(Records excerpted from a collection)
>> begin

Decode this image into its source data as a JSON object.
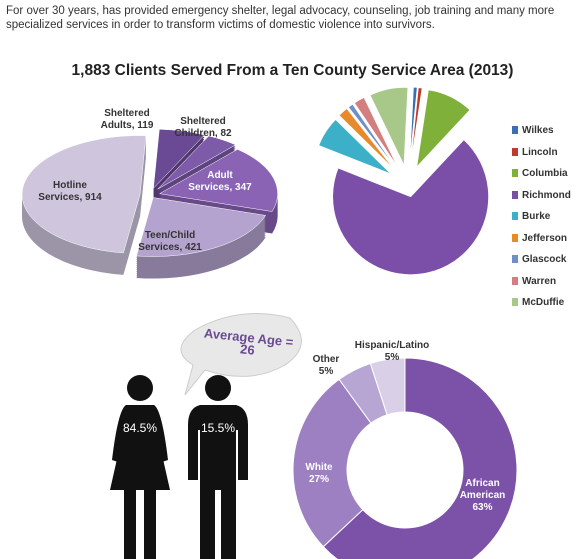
{
  "intro": "For over 30 years, has provided emergency shelter, legal advocacy, counseling, job training and many more specialized services in order to transform victims of domestic violence into survivors.",
  "title": "1,883 Clients Served From a Ten County Service Area (2013)",
  "average_age": "Average Age = 26",
  "gender": {
    "values": [
      84.5,
      15.5
    ],
    "value_labels": [
      "84.5%",
      "15.5%"
    ]
  },
  "chart_data": [
    {
      "type": "pie",
      "labels": [
        "Sheltered Adults, 119",
        "Sheltered Children, 82",
        "Adult Services, 347",
        "Teen/Child Services, 421",
        "Hotline Services, 914"
      ],
      "values": [
        119,
        82,
        347,
        421,
        914
      ],
      "colors": [
        "#6a4a94",
        "#7d5ba8",
        "#8a63b5",
        "#b4a3cf",
        "#cfc6de"
      ]
    },
    {
      "type": "pie",
      "categories": [
        "Wilkes",
        "Lincoln",
        "Columbia",
        "Richmond",
        "Burke",
        "Jefferson",
        "Glascock",
        "Warren",
        "McDuffie"
      ],
      "values": [
        15,
        15,
        180,
        1300,
        120,
        40,
        20,
        43,
        150
      ],
      "colors": [
        "#3a6fb0",
        "#c0392b",
        "#7fb03a",
        "#7b4fa8",
        "#3cb0c8",
        "#e8892a",
        "#6f8fc8",
        "#d47f7f",
        "#a8c88a"
      ],
      "legend": "right"
    },
    {
      "type": "donut",
      "categories": [
        "African American",
        "White",
        "Other",
        "Hispanic/Latino"
      ],
      "values": [
        63,
        27,
        5,
        5
      ],
      "value_labels": [
        "63%",
        "27%",
        "5%",
        "5%"
      ],
      "colors": [
        "#7b52a8",
        "#9d80c2",
        "#b7a6d4",
        "#d9d0e8"
      ]
    }
  ]
}
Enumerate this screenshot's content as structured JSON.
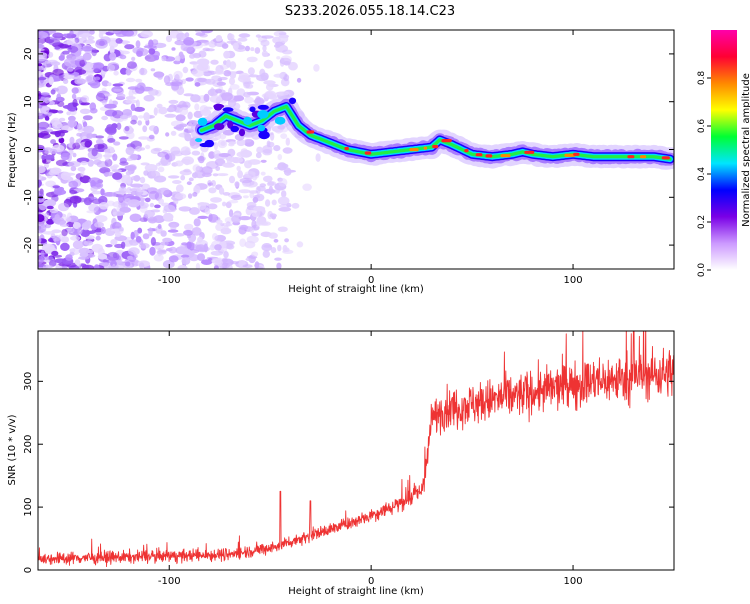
{
  "title": "S233.2026.055.18.14.C23",
  "chart_data": [
    {
      "type": "heatmap",
      "name": "spectrogram",
      "xlabel": "Height of straight line (km)",
      "ylabel": "Frequency (Hz)",
      "xlim": [
        -165,
        150
      ],
      "ylim": [
        -25,
        25
      ],
      "xticks": [
        -100,
        0,
        100
      ],
      "yticks": [
        -20,
        -10,
        0,
        10,
        20
      ],
      "colorbar": {
        "label": "Normalized spectral amplitude",
        "range": [
          0,
          1
        ],
        "ticks": [
          0.0,
          0.2,
          0.4,
          0.6,
          0.8
        ],
        "colors": [
          "#ffffff",
          "#cc99ff",
          "#7a00e6",
          "#0000ff",
          "#00e5ff",
          "#00ff33",
          "#ffff00",
          "#ff8800",
          "#ff0033",
          "#ff00aa"
        ]
      },
      "ridge": {
        "x": [
          -84,
          -78,
          -72,
          -66,
          -60,
          -54,
          -48,
          -42,
          -36,
          -30,
          -24,
          -18,
          -12,
          -6,
          0,
          10,
          20,
          30,
          34,
          40,
          45,
          50,
          60,
          70,
          75,
          80,
          90,
          100,
          110,
          120,
          130,
          140,
          148
        ],
        "y": [
          4,
          5,
          7,
          6,
          5,
          6,
          8,
          9,
          5,
          3,
          2,
          1,
          0,
          -0.5,
          -1,
          -0.5,
          0,
          0.5,
          2,
          1,
          0,
          -1,
          -1.5,
          -1,
          -0.5,
          -1,
          -1.5,
          -1,
          -1.5,
          -1.5,
          -1.5,
          -1.5,
          -2
        ]
      },
      "noise_region_x": [
        -165,
        -40
      ]
    },
    {
      "type": "line",
      "name": "snr",
      "xlabel": "Height of straight line (km)",
      "ylabel": "SNR (10 * v/v)",
      "xlim": [
        -165,
        150
      ],
      "ylim": [
        0,
        380
      ],
      "xticks": [
        -100,
        0,
        100
      ],
      "yticks": [
        0,
        100,
        200,
        300
      ],
      "color": "#ee3333",
      "trend": {
        "x": [
          -165,
          -100,
          -70,
          -50,
          -30,
          -10,
          10,
          25,
          28,
          30,
          35,
          60,
          100,
          150
        ],
        "y": [
          18,
          22,
          25,
          35,
          55,
          75,
          100,
          125,
          180,
          240,
          255,
          270,
          295,
          315
        ]
      },
      "spikes": [
        {
          "x": -45,
          "y": 125
        },
        {
          "x": -30,
          "y": 110
        },
        {
          "x": 130,
          "y": 380
        }
      ]
    }
  ]
}
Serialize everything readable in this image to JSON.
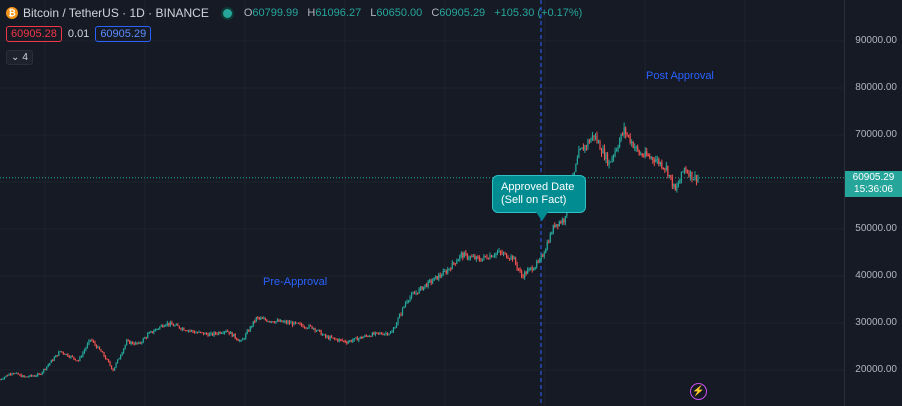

>> end

# [Exercise]
Copy each line in full and exactly, omitting any picture.

# [Exercise output]
Decode this image into its source data as a JSON object.
{
  "intro": "For over 30 years, has provided emergency shelter, legal advocacy, counseling, job training and many more specialized services in order to transform victims of domestic violence into survivors.",
  "title": "1,883 Clients Served From a Ten County Service Area (2013)",
  "average_age": "Average Age = 26",
  "gender": {
    "values": [
      84.5,
      15.5
    ],
    "value_labels": [
      "84.5%",
      "15.5%"
    ]
  },
  "chart_data": [
    {
      "type": "pie",
      "labels": [
        "Sheltered Adults, 119",
        "Sheltered Children, 82",
        "Adult Services, 347",
        "Teen/Child Services, 421",
        "Hotline Services, 914"
      ],
      "values": [
        119,
        82,
        347,
        421,
        914
      ],
      "colors": [
        "#6a4a94",
        "#7d5ba8",
        "#8a63b5",
        "#b4a3cf",
        "#cfc6de"
      ]
    },
    {
      "type": "pie",
      "categories": [
        "Wilkes",
        "Lincoln",
        "Columbia",
        "Richmond",
        "Burke",
        "Jefferson",
        "Glascock",
        "Warren",
        "McDuffie"
      ],
      "values": [
        15,
        15,
        180,
        1300,
        120,
        40,
        20,
        43,
        150
      ],
      "colors": [
        "#3a6fb0",
        "#c0392b",
        "#7fb03a",
        "#7b4fa8",
        "#3cb0c8",
        "#e8892a",
        "#6f8fc8",
        "#d47f7f",
        "#a8c88a"
      ],
      "legend": "right"
    },
    {
      "type": "donut",
      "categories": [
        "African American",
        "White",
        "Other",
        "Hispanic/Latino"
      ],
      "values": [
        63,
        27,
        5,
        5
      ],
      "value_labels": [
        "63%",
        "27%",
        "5%",
        "5%"
      ],
      "colors": [
        "#7b52a8",
        "#9d80c2",
        "#b7a6d4",
        "#d9d0e8"
      ]
    }
  ]
}
Enumerate this screenshot's content as structured JSON.
{
  "title": "S233.2026.055.18.14.C23",
  "chart_data": [
    {
      "type": "heatmap",
      "name": "spectrogram",
      "xlabel": "Height of straight line (km)",
      "ylabel": "Frequency (Hz)",
      "xlim": [
        -165,
        150
      ],
      "ylim": [
        -25,
        25
      ],
      "xticks": [
        -100,
        0,
        100
      ],
      "yticks": [
        -20,
        -10,
        0,
        10,
        20
      ],
      "colorbar": {
        "label": "Normalized spectral amplitude",
        "range": [
          0,
          1
        ],
        "ticks": [
          0.0,
          0.2,
          0.4,
          0.6,
          0.8
        ],
        "colors": [
          "#ffffff",
          "#cc99ff",
          "#7a00e6",
          "#0000ff",
          "#00e5ff",
          "#00ff33",
          "#ffff00",
          "#ff8800",
          "#ff0033",
          "#ff00aa"
        ]
      },
      "ridge": {
        "x": [
          -84,
          -78,
          -72,
          -66,
          -60,
          -54,
          -48,
          -42,
          -36,
          -30,
          -24,
          -18,
          -12,
          -6,
          0,
          10,
          20,
          30,
          34,
          40,
          45,
          50,
          60,
          70,
          75,
          80,
          90,
          100,
          110,
          120,
          130,
          140,
          148
        ],
        "y": [
          4,
          5,
          7,
          6,
          5,
          6,
          8,
          9,
          5,
          3,
          2,
          1,
          0,
          -0.5,
          -1,
          -0.5,
          0,
          0.5,
          2,
          1,
          0,
          -1,
          -1.5,
          -1,
          -0.5,
          -1,
          -1.5,
          -1,
          -1.5,
          -1.5,
          -1.5,
          -1.5,
          -2
        ]
      },
      "noise_region_x": [
        -165,
        -40
      ]
    },
    {
      "type": "line",
      "name": "snr",
      "xlabel": "Height of straight line (km)",
      "ylabel": "SNR (10 * v/v)",
      "xlim": [
        -165,
        150
      ],
      "ylim": [
        0,
        380
      ],
      "xticks": [
        -100,
        0,
        100
      ],
      "yticks": [
        0,
        100,
        200,
        300
      ],
      "color": "#ee3333",
      "trend": {
        "x": [
          -165,
          -100,
          -70,
          -50,
          -30,
          -10,
          10,
          25,
          28,
          30,
          35,
          60,
          100,
          150
        ],
        "y": [
          18,
          22,
          25,
          35,
          55,
          75,
          100,
          125,
          180,
          240,
          255,
          270,
          295,
          315
        ]
      },
      "spikes": [
        {
          "x": -45,
          "y": 125
        },
        {
          "x": -30,
          "y": 110
        },
        {
          "x": 130,
          "y": 380
        }
      ]
    }
  ]
}
Serialize everything readable in this image to JSON.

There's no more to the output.